TASK DIRECTIONS:
In the listing below, find each line that holds "water" and list it.
**********
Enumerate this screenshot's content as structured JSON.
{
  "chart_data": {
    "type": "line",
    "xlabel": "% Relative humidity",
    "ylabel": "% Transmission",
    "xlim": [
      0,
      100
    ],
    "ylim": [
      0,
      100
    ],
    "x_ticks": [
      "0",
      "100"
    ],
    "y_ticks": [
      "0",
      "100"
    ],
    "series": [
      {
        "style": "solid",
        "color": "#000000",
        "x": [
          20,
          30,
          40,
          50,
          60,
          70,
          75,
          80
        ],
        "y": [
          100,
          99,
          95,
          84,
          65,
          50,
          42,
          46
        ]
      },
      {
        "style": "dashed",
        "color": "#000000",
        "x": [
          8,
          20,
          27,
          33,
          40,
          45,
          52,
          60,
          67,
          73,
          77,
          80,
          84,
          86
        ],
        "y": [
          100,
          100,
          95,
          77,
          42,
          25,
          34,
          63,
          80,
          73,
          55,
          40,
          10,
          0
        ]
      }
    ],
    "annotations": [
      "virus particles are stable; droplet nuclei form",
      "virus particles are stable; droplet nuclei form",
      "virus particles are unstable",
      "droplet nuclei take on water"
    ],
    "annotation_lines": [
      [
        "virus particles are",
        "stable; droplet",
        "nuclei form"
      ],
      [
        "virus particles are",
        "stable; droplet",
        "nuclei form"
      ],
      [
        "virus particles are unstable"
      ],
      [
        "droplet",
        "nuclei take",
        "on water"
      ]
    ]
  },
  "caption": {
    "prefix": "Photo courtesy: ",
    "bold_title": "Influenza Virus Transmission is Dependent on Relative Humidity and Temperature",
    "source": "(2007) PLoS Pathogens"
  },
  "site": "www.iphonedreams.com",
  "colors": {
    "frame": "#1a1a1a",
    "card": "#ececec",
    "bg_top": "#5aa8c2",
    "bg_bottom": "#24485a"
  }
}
**********
RESPONSE TO THIS EXERCISE:
      "droplet nuclei take on water"
        "on water"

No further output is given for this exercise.